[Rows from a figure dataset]

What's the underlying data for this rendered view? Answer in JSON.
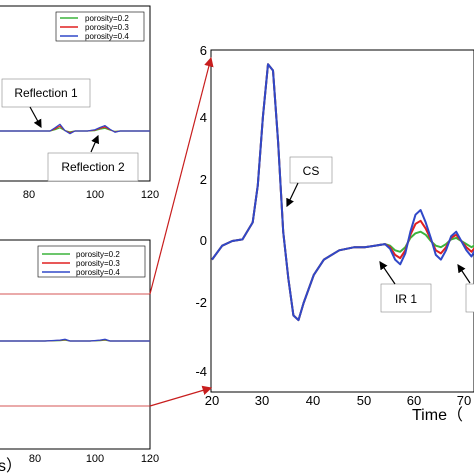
{
  "colors": {
    "green": "#3cb43c",
    "red": "#e02020",
    "blue": "#3048c8",
    "guide": "#c81e1e"
  },
  "chart_data": [
    {
      "panel": "top-left",
      "type": "line",
      "xlim": [
        60,
        120
      ],
      "xticks": [
        "80",
        "100",
        "120"
      ],
      "legend": {
        "placement": "top-right",
        "entries": [
          "porosity=0.2",
          "porosity=0.3",
          "porosity=0.4"
        ]
      },
      "annotations": [
        "Reflection 1",
        "Reflection 2"
      ],
      "x": [
        60,
        75,
        80,
        82,
        84,
        86,
        88,
        90,
        92,
        95,
        98,
        100,
        102,
        104,
        106,
        108,
        112,
        120
      ],
      "series": [
        {
          "name": "porosity=0.2",
          "values": [
            0,
            0,
            0,
            0.15,
            0.35,
            0.05,
            -0.1,
            0,
            0,
            0,
            0.05,
            0.2,
            0.3,
            0.1,
            -0.05,
            0,
            0,
            0
          ]
        },
        {
          "name": "porosity=0.3",
          "values": [
            0,
            0,
            0,
            0.25,
            0.55,
            0.05,
            -0.2,
            0,
            0,
            0,
            0.1,
            0.3,
            0.45,
            0.15,
            -0.1,
            0,
            0,
            0
          ]
        },
        {
          "name": "porosity=0.4",
          "values": [
            0,
            0,
            0,
            0.35,
            0.75,
            0.05,
            -0.3,
            0,
            0,
            0,
            0.15,
            0.4,
            0.6,
            0.2,
            -0.15,
            0,
            0,
            0
          ]
        }
      ]
    },
    {
      "panel": "bottom-left",
      "type": "line",
      "xlim": [
        60,
        120
      ],
      "xticks": [
        "80",
        "100",
        "120"
      ],
      "xlabel_fragment": "s）",
      "legend": {
        "placement": "top-right",
        "entries": [
          "porosity=0.2",
          "porosity=0.3",
          "porosity=0.4"
        ]
      },
      "x": [
        60,
        78,
        84,
        86,
        88,
        96,
        100,
        102,
        104,
        110,
        120
      ],
      "series": [
        {
          "name": "porosity=0.2",
          "values": [
            0,
            0,
            0.05,
            0.1,
            0,
            0,
            0.05,
            0.1,
            0,
            0,
            0
          ]
        },
        {
          "name": "porosity=0.3",
          "values": [
            0,
            0,
            0.08,
            0.15,
            0,
            0,
            0.08,
            0.15,
            0,
            0,
            0
          ]
        },
        {
          "name": "porosity=0.4",
          "values": [
            0,
            0,
            0.1,
            0.2,
            0,
            0,
            0.1,
            0.2,
            0,
            0,
            0
          ]
        }
      ]
    },
    {
      "panel": "right",
      "type": "line",
      "xlim": [
        20,
        72
      ],
      "ylim": [
        -4,
        6
      ],
      "xticks": [
        "20",
        "30",
        "40",
        "50",
        "60",
        "70"
      ],
      "yticks": [
        "-4",
        "-2",
        "0",
        "2",
        "4",
        "6"
      ],
      "xlabel": "Time（",
      "annotations": [
        "CS",
        "IR 1"
      ],
      "x": [
        20,
        22,
        24,
        26,
        28,
        29,
        30,
        31,
        32,
        33,
        34,
        35,
        36,
        37,
        38,
        40,
        42,
        45,
        48,
        50,
        52,
        54,
        55,
        56,
        57,
        58,
        59,
        60,
        61,
        62,
        63,
        64,
        65,
        66,
        67,
        68,
        69,
        70,
        71,
        72
      ],
      "series": [
        {
          "name": "porosity=0.2",
          "values": [
            -0.6,
            -0.15,
            0,
            0.05,
            0.6,
            1.8,
            4,
            5.7,
            5.5,
            3.2,
            0.3,
            -1.2,
            -2.4,
            -2.55,
            -2,
            -1.1,
            -0.6,
            -0.3,
            -0.2,
            -0.2,
            -0.15,
            -0.1,
            -0.15,
            -0.3,
            -0.35,
            -0.2,
            0.1,
            0.25,
            0.3,
            0.2,
            0,
            -0.15,
            -0.2,
            -0.1,
            0.05,
            0.1,
            0,
            -0.1,
            -0.2,
            -0.1
          ]
        },
        {
          "name": "porosity=0.3",
          "values": [
            -0.6,
            -0.15,
            0,
            0.05,
            0.6,
            1.8,
            4,
            5.7,
            5.5,
            3.2,
            0.3,
            -1.2,
            -2.4,
            -2.55,
            -2,
            -1.1,
            -0.6,
            -0.3,
            -0.2,
            -0.2,
            -0.15,
            -0.1,
            -0.2,
            -0.45,
            -0.55,
            -0.3,
            0.2,
            0.55,
            0.65,
            0.4,
            0.05,
            -0.3,
            -0.4,
            -0.2,
            0.1,
            0.2,
            0,
            -0.2,
            -0.35,
            -0.15
          ]
        },
        {
          "name": "porosity=0.4",
          "values": [
            -0.6,
            -0.15,
            0,
            0.05,
            0.6,
            1.8,
            4,
            5.7,
            5.5,
            3.2,
            0.3,
            -1.2,
            -2.4,
            -2.55,
            -2,
            -1.1,
            -0.6,
            -0.3,
            -0.2,
            -0.2,
            -0.15,
            -0.1,
            -0.25,
            -0.6,
            -0.75,
            -0.4,
            0.3,
            0.85,
            1,
            0.6,
            0.1,
            -0.45,
            -0.6,
            -0.3,
            0.15,
            0.3,
            0,
            -0.3,
            -0.5,
            -0.2
          ]
        }
      ]
    }
  ]
}
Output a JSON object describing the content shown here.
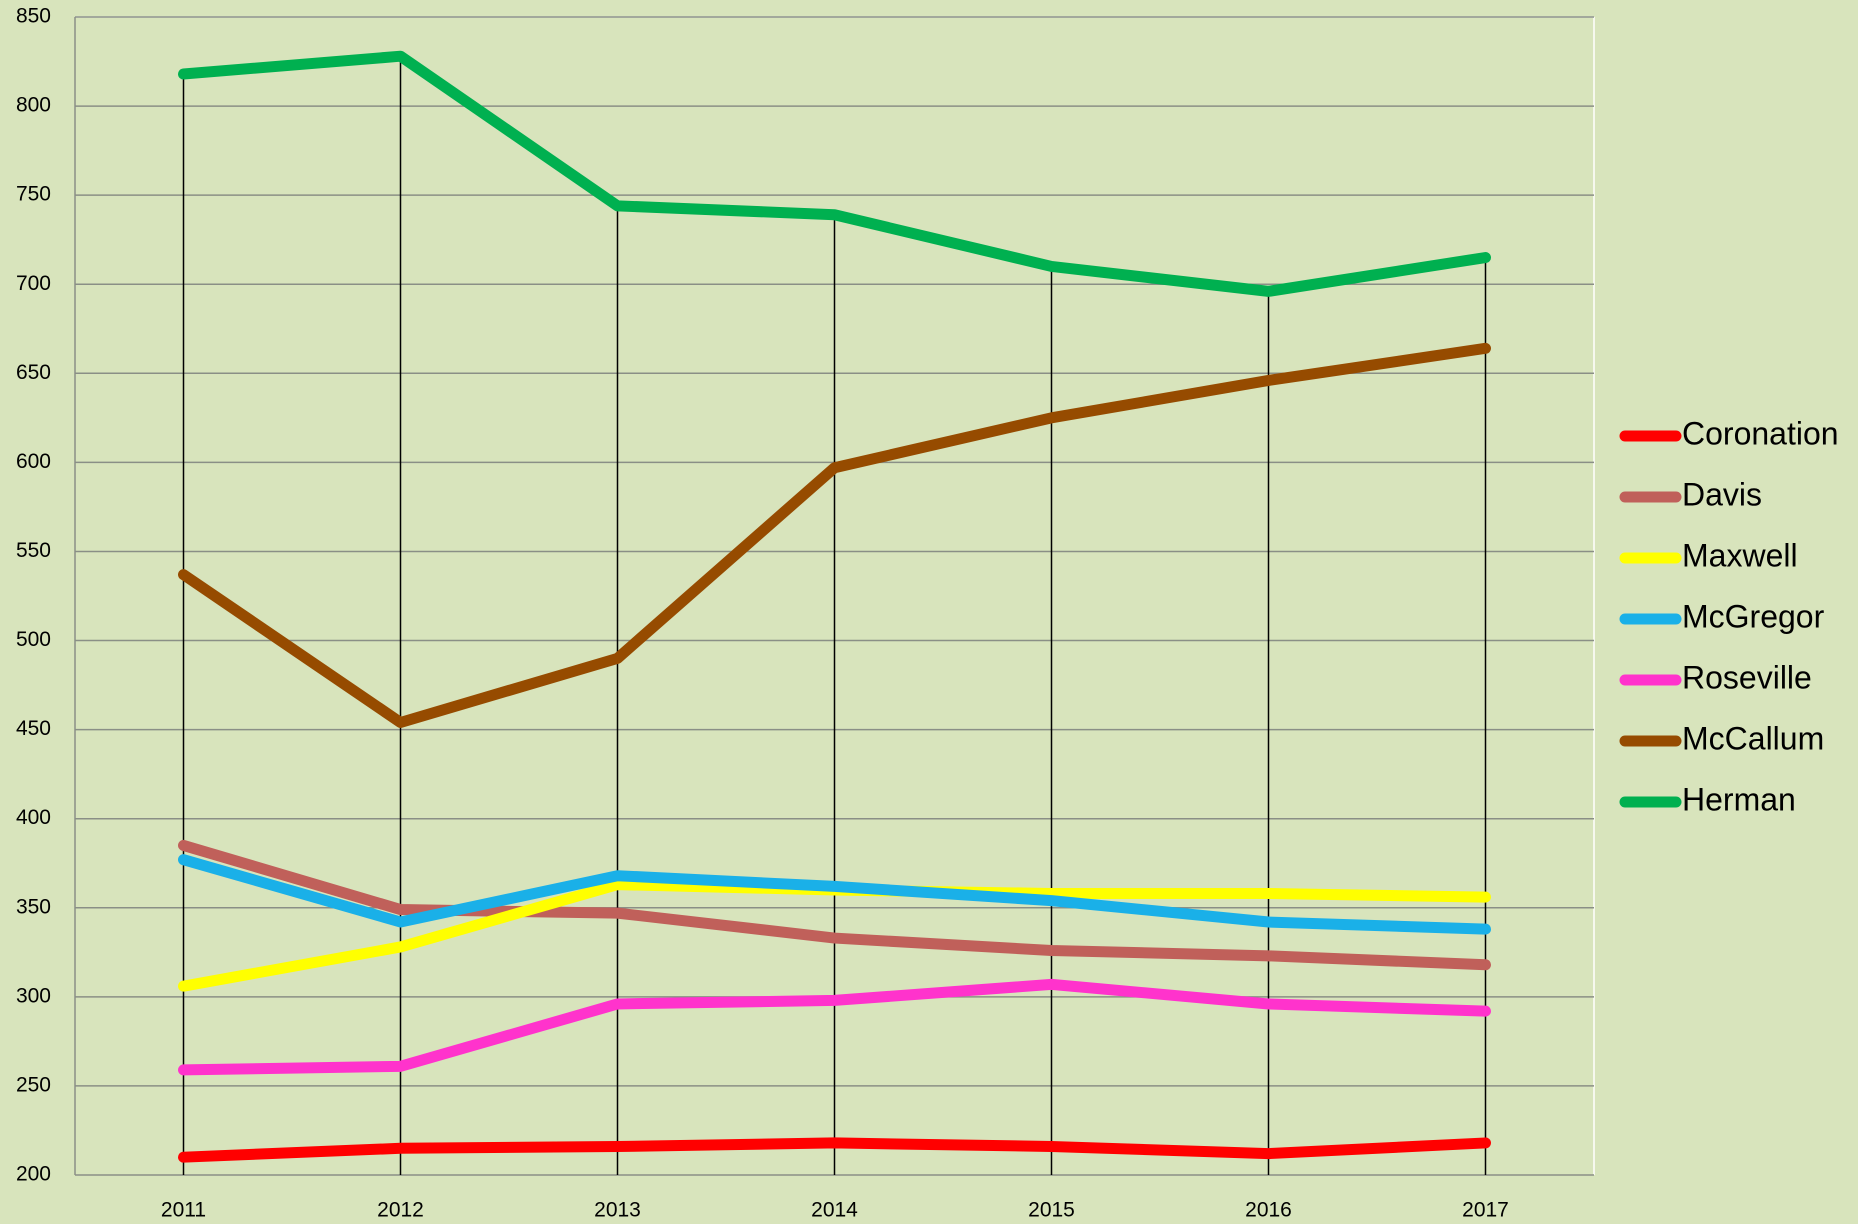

### Your objective
Using the data above, print every line exactly, omitting pictures.

### Exercise output
What's the underlying data for this rendered view? Answer in JSON.
{
  "colors": {
    "green": "#3cb43c",
    "red": "#e02020",
    "blue": "#3048c8",
    "guide": "#c81e1e"
  },
  "chart_data": [
    {
      "panel": "top-left",
      "type": "line",
      "xlim": [
        60,
        120
      ],
      "xticks": [
        "80",
        "100",
        "120"
      ],
      "legend": {
        "placement": "top-right",
        "entries": [
          "porosity=0.2",
          "porosity=0.3",
          "porosity=0.4"
        ]
      },
      "annotations": [
        "Reflection 1",
        "Reflection 2"
      ],
      "x": [
        60,
        75,
        80,
        82,
        84,
        86,
        88,
        90,
        92,
        95,
        98,
        100,
        102,
        104,
        106,
        108,
        112,
        120
      ],
      "series": [
        {
          "name": "porosity=0.2",
          "values": [
            0,
            0,
            0,
            0.15,
            0.35,
            0.05,
            -0.1,
            0,
            0,
            0,
            0.05,
            0.2,
            0.3,
            0.1,
            -0.05,
            0,
            0,
            0
          ]
        },
        {
          "name": "porosity=0.3",
          "values": [
            0,
            0,
            0,
            0.25,
            0.55,
            0.05,
            -0.2,
            0,
            0,
            0,
            0.1,
            0.3,
            0.45,
            0.15,
            -0.1,
            0,
            0,
            0
          ]
        },
        {
          "name": "porosity=0.4",
          "values": [
            0,
            0,
            0,
            0.35,
            0.75,
            0.05,
            -0.3,
            0,
            0,
            0,
            0.15,
            0.4,
            0.6,
            0.2,
            -0.15,
            0,
            0,
            0
          ]
        }
      ]
    },
    {
      "panel": "bottom-left",
      "type": "line",
      "xlim": [
        60,
        120
      ],
      "xticks": [
        "80",
        "100",
        "120"
      ],
      "xlabel_fragment": "s）",
      "legend": {
        "placement": "top-right",
        "entries": [
          "porosity=0.2",
          "porosity=0.3",
          "porosity=0.4"
        ]
      },
      "x": [
        60,
        78,
        84,
        86,
        88,
        96,
        100,
        102,
        104,
        110,
        120
      ],
      "series": [
        {
          "name": "porosity=0.2",
          "values": [
            0,
            0,
            0.05,
            0.1,
            0,
            0,
            0.05,
            0.1,
            0,
            0,
            0
          ]
        },
        {
          "name": "porosity=0.3",
          "values": [
            0,
            0,
            0.08,
            0.15,
            0,
            0,
            0.08,
            0.15,
            0,
            0,
            0
          ]
        },
        {
          "name": "porosity=0.4",
          "values": [
            0,
            0,
            0.1,
            0.2,
            0,
            0,
            0.1,
            0.2,
            0,
            0,
            0
          ]
        }
      ]
    },
    {
      "panel": "right",
      "type": "line",
      "xlim": [
        20,
        72
      ],
      "ylim": [
        -4,
        6
      ],
      "xticks": [
        "20",
        "30",
        "40",
        "50",
        "60",
        "70"
      ],
      "yticks": [
        "-4",
        "-2",
        "0",
        "2",
        "4",
        "6"
      ],
      "xlabel": "Time（",
      "annotations": [
        "CS",
        "IR 1"
      ],
      "x": [
        20,
        22,
        24,
        26,
        28,
        29,
        30,
        31,
        32,
        33,
        34,
        35,
        36,
        37,
        38,
        40,
        42,
        45,
        48,
        50,
        52,
        54,
        55,
        56,
        57,
        58,
        59,
        60,
        61,
        62,
        63,
        64,
        65,
        66,
        67,
        68,
        69,
        70,
        71,
        72
      ],
      "series": [
        {
          "name": "porosity=0.2",
          "values": [
            -0.6,
            -0.15,
            0,
            0.05,
            0.6,
            1.8,
            4,
            5.7,
            5.5,
            3.2,
            0.3,
            -1.2,
            -2.4,
            -2.55,
            -2,
            -1.1,
            -0.6,
            -0.3,
            -0.2,
            -0.2,
            -0.15,
            -0.1,
            -0.15,
            -0.3,
            -0.35,
            -0.2,
            0.1,
            0.25,
            0.3,
            0.2,
            0,
            -0.15,
            -0.2,
            -0.1,
            0.05,
            0.1,
            0,
            -0.1,
            -0.2,
            -0.1
          ]
        },
        {
          "name": "porosity=0.3",
          "values": [
            -0.6,
            -0.15,
            0,
            0.05,
            0.6,
            1.8,
            4,
            5.7,
            5.5,
            3.2,
            0.3,
            -1.2,
            -2.4,
            -2.55,
            -2,
            -1.1,
            -0.6,
            -0.3,
            -0.2,
            -0.2,
            -0.15,
            -0.1,
            -0.2,
            -0.45,
            -0.55,
            -0.3,
            0.2,
            0.55,
            0.65,
            0.4,
            0.05,
            -0.3,
            -0.4,
            -0.2,
            0.1,
            0.2,
            0,
            -0.2,
            -0.35,
            -0.15
          ]
        },
        {
          "name": "porosity=0.4",
          "values": [
            -0.6,
            -0.15,
            0,
            0.05,
            0.6,
            1.8,
            4,
            5.7,
            5.5,
            3.2,
            0.3,
            -1.2,
            -2.4,
            -2.55,
            -2,
            -1.1,
            -0.6,
            -0.3,
            -0.2,
            -0.2,
            -0.15,
            -0.1,
            -0.25,
            -0.6,
            -0.75,
            -0.4,
            0.3,
            0.85,
            1,
            0.6,
            0.1,
            -0.45,
            -0.6,
            -0.3,
            0.15,
            0.3,
            0,
            -0.3,
            -0.5,
            -0.2
          ]
        }
      ]
    }
  ]
}
Output a JSON object describing the content shown here.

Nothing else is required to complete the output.